── The records ──

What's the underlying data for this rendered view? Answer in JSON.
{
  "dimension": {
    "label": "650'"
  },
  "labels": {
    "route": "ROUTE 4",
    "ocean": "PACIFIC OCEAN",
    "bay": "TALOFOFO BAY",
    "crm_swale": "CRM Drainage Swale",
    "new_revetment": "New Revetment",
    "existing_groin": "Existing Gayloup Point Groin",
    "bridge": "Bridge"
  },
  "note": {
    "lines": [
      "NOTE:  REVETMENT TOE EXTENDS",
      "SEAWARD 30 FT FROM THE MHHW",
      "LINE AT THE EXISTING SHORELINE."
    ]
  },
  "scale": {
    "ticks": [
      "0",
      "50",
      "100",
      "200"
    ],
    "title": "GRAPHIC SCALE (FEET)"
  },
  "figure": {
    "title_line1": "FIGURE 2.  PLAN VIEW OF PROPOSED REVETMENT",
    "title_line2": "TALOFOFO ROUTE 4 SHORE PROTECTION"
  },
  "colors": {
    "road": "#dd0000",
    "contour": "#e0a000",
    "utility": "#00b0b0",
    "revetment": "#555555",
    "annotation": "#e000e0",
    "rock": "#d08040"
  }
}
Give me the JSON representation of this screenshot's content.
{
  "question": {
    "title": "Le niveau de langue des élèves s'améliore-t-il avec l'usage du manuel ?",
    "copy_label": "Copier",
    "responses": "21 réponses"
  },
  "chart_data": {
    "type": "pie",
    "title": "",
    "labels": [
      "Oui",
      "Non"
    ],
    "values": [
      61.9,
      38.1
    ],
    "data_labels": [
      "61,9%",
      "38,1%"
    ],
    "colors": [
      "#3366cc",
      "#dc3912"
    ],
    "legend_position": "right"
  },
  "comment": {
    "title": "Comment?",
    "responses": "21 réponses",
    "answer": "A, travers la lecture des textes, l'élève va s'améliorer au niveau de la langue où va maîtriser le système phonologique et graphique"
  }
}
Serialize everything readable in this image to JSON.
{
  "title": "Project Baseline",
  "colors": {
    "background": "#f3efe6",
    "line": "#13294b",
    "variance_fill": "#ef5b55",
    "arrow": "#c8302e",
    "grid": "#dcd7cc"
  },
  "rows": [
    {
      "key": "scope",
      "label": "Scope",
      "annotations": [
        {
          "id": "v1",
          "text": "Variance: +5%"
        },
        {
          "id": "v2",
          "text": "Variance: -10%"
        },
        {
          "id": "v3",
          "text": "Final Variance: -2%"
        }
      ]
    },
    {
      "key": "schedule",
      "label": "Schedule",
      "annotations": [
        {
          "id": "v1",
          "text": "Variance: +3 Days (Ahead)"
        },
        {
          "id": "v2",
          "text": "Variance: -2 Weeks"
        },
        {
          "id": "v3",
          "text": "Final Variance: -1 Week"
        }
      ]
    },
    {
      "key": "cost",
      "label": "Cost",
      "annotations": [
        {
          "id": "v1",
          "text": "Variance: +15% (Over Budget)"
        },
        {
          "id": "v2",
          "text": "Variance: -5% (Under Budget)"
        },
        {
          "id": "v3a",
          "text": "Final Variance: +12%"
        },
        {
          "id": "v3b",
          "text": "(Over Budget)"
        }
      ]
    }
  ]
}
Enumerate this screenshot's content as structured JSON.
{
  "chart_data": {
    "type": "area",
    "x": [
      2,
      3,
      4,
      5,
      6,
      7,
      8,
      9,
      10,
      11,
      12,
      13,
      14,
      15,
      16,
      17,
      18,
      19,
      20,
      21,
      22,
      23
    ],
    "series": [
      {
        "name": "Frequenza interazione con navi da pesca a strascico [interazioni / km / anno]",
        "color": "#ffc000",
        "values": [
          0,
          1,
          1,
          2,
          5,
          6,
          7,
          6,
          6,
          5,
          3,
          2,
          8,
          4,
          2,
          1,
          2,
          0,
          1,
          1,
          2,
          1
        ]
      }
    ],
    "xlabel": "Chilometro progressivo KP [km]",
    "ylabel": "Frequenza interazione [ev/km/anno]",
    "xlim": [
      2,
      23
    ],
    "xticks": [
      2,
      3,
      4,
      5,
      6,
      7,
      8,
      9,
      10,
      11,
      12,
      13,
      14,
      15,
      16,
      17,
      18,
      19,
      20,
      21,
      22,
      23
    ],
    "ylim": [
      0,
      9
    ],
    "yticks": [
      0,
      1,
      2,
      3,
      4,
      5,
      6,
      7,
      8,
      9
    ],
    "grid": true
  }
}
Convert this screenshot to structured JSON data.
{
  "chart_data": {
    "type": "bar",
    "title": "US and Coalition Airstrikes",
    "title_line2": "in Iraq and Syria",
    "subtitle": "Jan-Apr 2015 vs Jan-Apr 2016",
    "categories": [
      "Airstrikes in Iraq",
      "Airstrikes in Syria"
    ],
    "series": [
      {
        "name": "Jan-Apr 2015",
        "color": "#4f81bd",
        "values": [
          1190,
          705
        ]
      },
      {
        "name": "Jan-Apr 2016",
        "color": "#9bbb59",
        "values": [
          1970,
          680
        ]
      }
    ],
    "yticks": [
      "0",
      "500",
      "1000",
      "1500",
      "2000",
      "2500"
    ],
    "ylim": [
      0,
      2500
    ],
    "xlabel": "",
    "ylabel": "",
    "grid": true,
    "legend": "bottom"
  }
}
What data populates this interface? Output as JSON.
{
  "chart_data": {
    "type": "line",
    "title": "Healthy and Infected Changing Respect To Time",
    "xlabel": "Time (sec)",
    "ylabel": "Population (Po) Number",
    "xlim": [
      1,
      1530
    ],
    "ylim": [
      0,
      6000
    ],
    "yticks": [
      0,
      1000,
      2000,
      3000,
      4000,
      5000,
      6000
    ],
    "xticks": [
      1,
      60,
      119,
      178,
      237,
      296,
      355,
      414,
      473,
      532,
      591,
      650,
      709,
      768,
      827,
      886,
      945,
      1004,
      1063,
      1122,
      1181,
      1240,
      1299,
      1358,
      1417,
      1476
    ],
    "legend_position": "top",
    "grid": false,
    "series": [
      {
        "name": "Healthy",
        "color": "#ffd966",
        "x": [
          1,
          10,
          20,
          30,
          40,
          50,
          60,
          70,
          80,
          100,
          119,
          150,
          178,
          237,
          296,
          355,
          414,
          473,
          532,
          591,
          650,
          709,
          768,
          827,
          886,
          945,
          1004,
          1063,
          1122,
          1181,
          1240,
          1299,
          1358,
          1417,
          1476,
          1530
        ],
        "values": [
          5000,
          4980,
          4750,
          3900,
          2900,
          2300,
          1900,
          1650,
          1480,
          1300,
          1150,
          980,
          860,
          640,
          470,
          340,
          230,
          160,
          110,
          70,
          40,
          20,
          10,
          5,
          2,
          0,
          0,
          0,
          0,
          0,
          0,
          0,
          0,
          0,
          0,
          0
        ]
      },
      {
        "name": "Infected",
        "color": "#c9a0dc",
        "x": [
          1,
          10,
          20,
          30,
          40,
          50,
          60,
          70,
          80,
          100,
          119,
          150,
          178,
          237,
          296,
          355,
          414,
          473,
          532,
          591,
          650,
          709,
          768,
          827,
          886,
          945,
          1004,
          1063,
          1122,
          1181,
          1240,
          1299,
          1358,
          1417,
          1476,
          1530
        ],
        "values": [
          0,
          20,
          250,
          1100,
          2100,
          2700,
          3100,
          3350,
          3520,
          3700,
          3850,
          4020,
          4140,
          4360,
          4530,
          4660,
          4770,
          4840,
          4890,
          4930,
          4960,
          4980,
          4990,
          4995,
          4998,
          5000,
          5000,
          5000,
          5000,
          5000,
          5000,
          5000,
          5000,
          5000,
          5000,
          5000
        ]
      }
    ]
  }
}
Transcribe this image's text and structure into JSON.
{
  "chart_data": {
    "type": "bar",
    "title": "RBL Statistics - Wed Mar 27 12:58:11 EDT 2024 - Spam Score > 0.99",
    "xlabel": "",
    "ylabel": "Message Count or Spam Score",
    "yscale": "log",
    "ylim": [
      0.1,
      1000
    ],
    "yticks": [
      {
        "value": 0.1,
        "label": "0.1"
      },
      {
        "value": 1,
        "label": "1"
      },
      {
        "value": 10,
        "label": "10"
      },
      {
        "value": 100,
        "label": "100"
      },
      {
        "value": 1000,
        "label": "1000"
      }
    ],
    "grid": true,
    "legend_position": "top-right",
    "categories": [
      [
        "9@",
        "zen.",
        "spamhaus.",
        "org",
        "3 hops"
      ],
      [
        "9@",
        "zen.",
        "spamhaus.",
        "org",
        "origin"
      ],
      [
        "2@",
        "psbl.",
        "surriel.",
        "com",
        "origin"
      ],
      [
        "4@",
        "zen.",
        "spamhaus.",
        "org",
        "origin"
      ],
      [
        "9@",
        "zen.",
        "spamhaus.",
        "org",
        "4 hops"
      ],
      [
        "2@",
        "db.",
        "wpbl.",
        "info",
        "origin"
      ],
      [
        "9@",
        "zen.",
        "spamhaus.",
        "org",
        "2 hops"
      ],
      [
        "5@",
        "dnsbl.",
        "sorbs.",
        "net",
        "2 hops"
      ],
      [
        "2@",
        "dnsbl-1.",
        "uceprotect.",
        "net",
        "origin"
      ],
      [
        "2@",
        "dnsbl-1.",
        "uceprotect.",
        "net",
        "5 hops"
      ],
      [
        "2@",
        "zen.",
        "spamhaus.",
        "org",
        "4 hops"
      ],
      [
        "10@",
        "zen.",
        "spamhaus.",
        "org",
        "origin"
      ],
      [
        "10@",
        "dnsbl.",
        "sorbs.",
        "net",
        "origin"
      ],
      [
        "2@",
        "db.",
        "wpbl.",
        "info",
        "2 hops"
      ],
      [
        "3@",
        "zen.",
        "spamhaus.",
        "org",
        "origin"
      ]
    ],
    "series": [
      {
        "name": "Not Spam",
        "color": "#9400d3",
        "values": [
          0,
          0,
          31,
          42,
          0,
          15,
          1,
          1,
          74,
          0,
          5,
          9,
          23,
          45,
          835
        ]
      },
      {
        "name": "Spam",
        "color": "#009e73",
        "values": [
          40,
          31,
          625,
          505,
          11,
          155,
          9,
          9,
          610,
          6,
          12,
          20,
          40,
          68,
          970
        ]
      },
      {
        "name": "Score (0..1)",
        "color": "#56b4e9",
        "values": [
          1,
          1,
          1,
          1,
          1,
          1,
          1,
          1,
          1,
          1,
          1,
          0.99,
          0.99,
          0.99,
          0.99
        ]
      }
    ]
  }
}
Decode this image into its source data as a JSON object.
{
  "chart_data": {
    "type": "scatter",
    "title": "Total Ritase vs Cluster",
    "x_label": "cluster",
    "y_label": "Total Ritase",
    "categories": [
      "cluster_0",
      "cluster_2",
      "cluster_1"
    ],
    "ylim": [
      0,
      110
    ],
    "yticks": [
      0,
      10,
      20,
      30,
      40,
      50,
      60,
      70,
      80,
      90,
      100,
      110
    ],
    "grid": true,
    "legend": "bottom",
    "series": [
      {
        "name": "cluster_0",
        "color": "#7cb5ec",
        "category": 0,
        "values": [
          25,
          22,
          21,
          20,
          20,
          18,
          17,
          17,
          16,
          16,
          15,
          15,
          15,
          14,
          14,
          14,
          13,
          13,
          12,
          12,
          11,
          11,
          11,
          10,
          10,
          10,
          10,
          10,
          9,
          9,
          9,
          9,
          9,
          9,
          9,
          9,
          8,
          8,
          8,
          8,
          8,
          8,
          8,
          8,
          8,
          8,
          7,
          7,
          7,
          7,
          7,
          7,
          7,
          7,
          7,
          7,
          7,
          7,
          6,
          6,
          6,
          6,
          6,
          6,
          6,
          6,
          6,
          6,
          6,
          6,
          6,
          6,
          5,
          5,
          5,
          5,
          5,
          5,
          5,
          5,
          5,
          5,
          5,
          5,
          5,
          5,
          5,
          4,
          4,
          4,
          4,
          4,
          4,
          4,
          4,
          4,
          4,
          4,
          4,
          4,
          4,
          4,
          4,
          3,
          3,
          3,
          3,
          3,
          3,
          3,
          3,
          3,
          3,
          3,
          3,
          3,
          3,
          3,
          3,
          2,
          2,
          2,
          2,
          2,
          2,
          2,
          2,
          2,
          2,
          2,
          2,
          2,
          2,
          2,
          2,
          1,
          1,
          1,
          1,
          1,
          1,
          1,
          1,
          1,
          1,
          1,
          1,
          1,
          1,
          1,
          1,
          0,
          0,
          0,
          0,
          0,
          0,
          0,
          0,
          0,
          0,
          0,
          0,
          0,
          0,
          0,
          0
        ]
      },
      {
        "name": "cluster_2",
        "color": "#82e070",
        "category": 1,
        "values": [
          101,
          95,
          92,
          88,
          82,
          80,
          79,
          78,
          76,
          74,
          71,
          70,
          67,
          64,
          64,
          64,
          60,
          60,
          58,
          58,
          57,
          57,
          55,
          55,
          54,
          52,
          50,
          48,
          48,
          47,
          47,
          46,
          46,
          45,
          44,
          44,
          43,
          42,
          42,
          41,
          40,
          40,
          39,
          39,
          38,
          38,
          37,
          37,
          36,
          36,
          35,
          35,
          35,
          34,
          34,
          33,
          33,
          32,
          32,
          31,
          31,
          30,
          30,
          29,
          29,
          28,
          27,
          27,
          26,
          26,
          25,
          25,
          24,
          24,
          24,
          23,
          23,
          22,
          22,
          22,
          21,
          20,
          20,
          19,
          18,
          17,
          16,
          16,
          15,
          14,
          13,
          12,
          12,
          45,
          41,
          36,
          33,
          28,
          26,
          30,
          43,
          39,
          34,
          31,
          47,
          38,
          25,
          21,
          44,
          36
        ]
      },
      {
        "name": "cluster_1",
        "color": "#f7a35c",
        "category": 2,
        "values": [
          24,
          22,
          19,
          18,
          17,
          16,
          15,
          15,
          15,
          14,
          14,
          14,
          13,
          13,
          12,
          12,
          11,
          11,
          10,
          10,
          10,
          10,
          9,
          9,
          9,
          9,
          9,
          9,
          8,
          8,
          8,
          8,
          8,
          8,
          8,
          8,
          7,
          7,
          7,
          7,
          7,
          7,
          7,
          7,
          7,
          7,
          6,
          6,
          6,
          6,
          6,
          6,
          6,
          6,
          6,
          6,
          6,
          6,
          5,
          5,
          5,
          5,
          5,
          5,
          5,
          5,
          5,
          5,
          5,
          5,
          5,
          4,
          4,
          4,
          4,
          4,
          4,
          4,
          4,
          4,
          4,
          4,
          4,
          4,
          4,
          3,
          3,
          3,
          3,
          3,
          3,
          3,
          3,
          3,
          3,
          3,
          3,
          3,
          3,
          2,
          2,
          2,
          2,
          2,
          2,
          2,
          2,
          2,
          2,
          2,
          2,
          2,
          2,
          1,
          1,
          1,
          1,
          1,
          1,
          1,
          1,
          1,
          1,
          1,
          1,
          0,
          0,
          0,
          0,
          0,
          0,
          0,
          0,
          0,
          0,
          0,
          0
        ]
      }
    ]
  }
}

───

Filter the entries down to the lines with the word "Budget" in them.

          "text": "Variance: +15% (Over Budget)"
          "text": "Variance: -5% (Under Budget)"
          "text": "(Over Budget)"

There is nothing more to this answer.